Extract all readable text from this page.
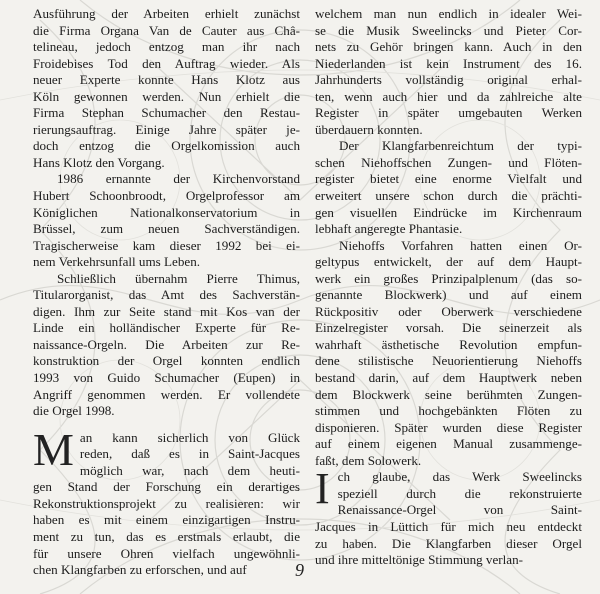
Ausführung der Arbeiten erhielt zunächst
die Firma Organa Van de Cauter aus Châ-
telineau, jedoch entzog man ihr nach
Froidebises Tod den Auftrag wieder. Als
neuer Experte konnte Hans Klotz aus
Köln gewonnen werden. Nun erhielt die
Firma Stephan Schumacher den Restau-
rierungsauftrag. Einige Jahre später je-
doch entzog die Orgelkomission auch
Hans Klotz den Vorgang.

1986 ernannte der Kirchenvorstand
Hubert Schoonbroodt, Orgelprofessor am
Königlichen Nationalkonservatorium in
Brüssel, zum neuen Sachverständigen.
Tragischerweise kam dieser 1992 bei ei-
nem Verkehrsunfall ums Leben.

Schließlich übernahm Pierre Thimus,
Titularorganist, das Amt des Sachverstän-
digen. Ihm zur Seite stand mit Kos van der
Linde ein holländischer Experte für Re-
naissance-Orgeln. Die Arbeiten zur Re-
konstruktion der Orgel konnten endlich
1993 von Guido Schumacher (Eupen) in
Angriff genommen werden. Er vollendete
die Orgel 1998.

M an kann sicherlich von Glück
reden, daß es in Saint-Jacques
möglich war, nach dem heuti-
gen Stand der Forschung ein derartiges
Rekonstruktionsprojekt zu realisieren: wir
haben es mit einem einzigartigen Instru-
ment zu tun, das es erstmals erlaubt, die
für unsere Ohren vielfach ungewöhnli-
chen Klangfarben zu erforschen, und auf

welchem man nun endlich in idealer Wei-
se die Musik Sweelincks und Pieter Cor-
nets zu Gehör bringen kann. Auch in den
Niederlanden ist kein Instrument des 16.
Jahrhunderts vollständig original erhal-
ten, wenn auch hier und da zahlreiche alte
Register in später umgebauten Werken
überdauern konnten.

Der Klangfarbenreichtum der typi-
schen Niehoffschen Zungen- und Flöten-
register bietet eine enorme Vielfalt und
erweitert unsere schon durch die prächti-
gen visuellen Eindrücke im Kirchenraum
lebhaft angeregte Phantasie.

Niehoffs Vorfahren hatten einen Or-
geltypus entwickelt, der auf dem Haupt-
werk ein großes Prinzipalplenum (das so-
genannte Blockwerk) und auf einem
Rückpositiv oder Oberwerk verschiedene
Einzelregister vorsah. Die seinerzeit als
wahrhaft ästhetische Revolution empfun-
dene stilistische Neuorientierung Niehoffs
bestand darin, auf dem Hauptwerk neben
dem Blockwerk seine berühmten Zungen-
stimmen und hochgebänkten Flöten zu
disponieren. Später wurden diese Register
auf einem eigenen Manual zusammenge-
faßt, dem Solowerk.

I ch glaube, das Werk Sweelincks
speziell durch die rekonstruierte
Renaissance-Orgel von Saint-
Jacques in Lüttich für mich neu entdeckt
zu haben. Die Klangfarben dieser Orgel
und ihre mitteltönige Stimmung verlan-

9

·····

● **Assignment**
If a line in the listing contains the string "einem", count it; then give only the number of such lines.

● **Solution to this exercise**
3